— Exercise brief —
Repeat exactly the lines from the line containing "Read out every word on this page." through the last line of the records below, inclusive, and nothing else.
----
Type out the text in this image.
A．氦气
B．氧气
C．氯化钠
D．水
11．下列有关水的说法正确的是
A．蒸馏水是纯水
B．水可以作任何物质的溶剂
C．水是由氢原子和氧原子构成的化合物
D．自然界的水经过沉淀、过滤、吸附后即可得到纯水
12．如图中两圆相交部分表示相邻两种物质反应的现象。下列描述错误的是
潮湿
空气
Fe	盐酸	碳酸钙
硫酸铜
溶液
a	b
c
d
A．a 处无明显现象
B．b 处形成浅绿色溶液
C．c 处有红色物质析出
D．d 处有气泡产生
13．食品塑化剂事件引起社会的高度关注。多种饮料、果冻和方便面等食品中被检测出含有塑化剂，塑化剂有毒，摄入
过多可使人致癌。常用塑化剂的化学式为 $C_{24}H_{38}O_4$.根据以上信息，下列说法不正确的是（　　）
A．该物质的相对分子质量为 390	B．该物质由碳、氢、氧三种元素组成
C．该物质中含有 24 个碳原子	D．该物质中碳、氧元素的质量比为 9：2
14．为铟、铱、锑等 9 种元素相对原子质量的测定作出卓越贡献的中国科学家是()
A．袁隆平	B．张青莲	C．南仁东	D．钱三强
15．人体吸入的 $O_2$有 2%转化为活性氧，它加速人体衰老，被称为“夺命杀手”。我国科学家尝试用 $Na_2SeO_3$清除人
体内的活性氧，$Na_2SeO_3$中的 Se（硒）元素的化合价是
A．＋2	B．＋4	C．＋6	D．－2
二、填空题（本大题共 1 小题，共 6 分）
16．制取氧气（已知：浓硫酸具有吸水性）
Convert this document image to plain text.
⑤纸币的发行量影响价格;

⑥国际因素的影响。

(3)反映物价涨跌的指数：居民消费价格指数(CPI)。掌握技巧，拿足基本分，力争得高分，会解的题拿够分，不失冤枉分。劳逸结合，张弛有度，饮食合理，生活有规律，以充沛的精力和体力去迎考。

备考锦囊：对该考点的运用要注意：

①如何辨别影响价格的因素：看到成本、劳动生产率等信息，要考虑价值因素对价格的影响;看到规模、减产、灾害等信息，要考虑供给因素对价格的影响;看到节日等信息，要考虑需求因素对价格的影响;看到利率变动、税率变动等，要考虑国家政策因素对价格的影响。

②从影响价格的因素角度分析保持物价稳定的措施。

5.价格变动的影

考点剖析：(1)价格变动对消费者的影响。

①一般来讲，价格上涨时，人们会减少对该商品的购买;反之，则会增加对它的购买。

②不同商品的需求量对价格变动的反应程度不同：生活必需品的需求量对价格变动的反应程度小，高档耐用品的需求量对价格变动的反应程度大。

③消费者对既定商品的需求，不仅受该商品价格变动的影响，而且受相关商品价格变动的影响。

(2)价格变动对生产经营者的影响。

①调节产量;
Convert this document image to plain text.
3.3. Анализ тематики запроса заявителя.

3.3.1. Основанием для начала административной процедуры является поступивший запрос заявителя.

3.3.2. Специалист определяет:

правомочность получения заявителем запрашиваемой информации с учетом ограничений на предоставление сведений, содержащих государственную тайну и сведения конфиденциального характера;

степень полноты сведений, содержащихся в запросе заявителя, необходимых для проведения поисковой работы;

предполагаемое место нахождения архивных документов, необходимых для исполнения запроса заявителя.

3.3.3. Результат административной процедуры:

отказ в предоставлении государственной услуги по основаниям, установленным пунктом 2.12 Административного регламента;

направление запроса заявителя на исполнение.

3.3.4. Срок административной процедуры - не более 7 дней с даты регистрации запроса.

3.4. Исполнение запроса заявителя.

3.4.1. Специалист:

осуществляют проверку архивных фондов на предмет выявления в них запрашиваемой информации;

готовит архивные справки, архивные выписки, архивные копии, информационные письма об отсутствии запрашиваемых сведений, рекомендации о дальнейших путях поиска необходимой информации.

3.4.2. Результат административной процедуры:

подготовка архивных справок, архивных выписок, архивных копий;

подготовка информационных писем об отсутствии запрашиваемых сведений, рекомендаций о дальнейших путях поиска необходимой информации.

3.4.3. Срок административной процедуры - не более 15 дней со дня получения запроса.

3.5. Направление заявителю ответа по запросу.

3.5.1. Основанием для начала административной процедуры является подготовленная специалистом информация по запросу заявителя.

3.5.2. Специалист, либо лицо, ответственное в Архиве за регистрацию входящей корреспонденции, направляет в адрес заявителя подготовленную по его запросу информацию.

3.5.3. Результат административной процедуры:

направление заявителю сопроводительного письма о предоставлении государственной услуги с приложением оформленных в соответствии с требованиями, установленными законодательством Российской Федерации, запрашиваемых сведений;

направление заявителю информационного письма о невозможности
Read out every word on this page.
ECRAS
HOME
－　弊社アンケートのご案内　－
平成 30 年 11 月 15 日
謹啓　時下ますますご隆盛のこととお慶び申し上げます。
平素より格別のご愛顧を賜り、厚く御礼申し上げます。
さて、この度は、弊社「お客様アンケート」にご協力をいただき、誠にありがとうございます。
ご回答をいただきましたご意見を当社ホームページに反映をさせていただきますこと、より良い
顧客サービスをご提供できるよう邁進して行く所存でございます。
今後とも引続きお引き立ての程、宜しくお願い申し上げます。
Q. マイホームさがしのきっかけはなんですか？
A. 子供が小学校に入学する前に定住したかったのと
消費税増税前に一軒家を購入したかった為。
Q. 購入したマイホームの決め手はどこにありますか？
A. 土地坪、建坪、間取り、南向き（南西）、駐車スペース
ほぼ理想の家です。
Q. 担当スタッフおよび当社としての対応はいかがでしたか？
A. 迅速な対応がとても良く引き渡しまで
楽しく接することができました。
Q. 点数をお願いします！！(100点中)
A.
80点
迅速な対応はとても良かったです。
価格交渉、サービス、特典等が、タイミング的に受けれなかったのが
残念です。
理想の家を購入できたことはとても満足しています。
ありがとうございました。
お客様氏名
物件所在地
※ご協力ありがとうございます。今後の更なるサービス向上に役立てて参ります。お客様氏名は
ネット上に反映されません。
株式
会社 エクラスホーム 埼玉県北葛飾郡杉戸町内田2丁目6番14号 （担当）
----
— Final result —
Read out every word on this page.
ECRAS
HOME
－　弊社アンケートのご案内　－
平成 30 年 11 月 15 日
謹啓　時下ますますご隆盛のこととお慶び申し上げます。
平素より格別のご愛顧を賜り、厚く御礼申し上げます。
さて、この度は、弊社「お客様アンケート」にご協力をいただき、誠にありがとうございます。
ご回答をいただきましたご意見を当社ホームページに反映をさせていただきますこと、より良い
顧客サービスをご提供できるよう邁進して行く所存でございます。
今後とも引続きお引き立ての程、宜しくお願い申し上げます。
Q. マイホームさがしのきっかけはなんですか？
A. 子供が小学校に入学する前に定住したかったのと
消費税増税前に一軒家を購入したかった為。
Q. 購入したマイホームの決め手はどこにありますか？
A. 土地坪、建坪、間取り、南向き（南西）、駐車スペース
ほぼ理想の家です。
Q. 担当スタッフおよび当社としての対応はいかがでしたか？
A. 迅速な対応がとても良く引き渡しまで
楽しく接することができました。
Q. 点数をお願いします！！(100点中)
A.
80点
迅速な対応はとても良かったです。
価格交渉、サービス、特典等が、タイミング的に受けれなかったのが
残念です。
理想の家を購入できたことはとても満足しています。
ありがとうございました。
お客様氏名
物件所在地
※ご協力ありがとうございます。今後の更なるサービス向上に役立てて参ります。お客様氏名は
ネット上に反映されません。
株式
会社 エクラスホーム 埼玉県北葛飾郡杉戸町内田2丁目6番14号 （担当）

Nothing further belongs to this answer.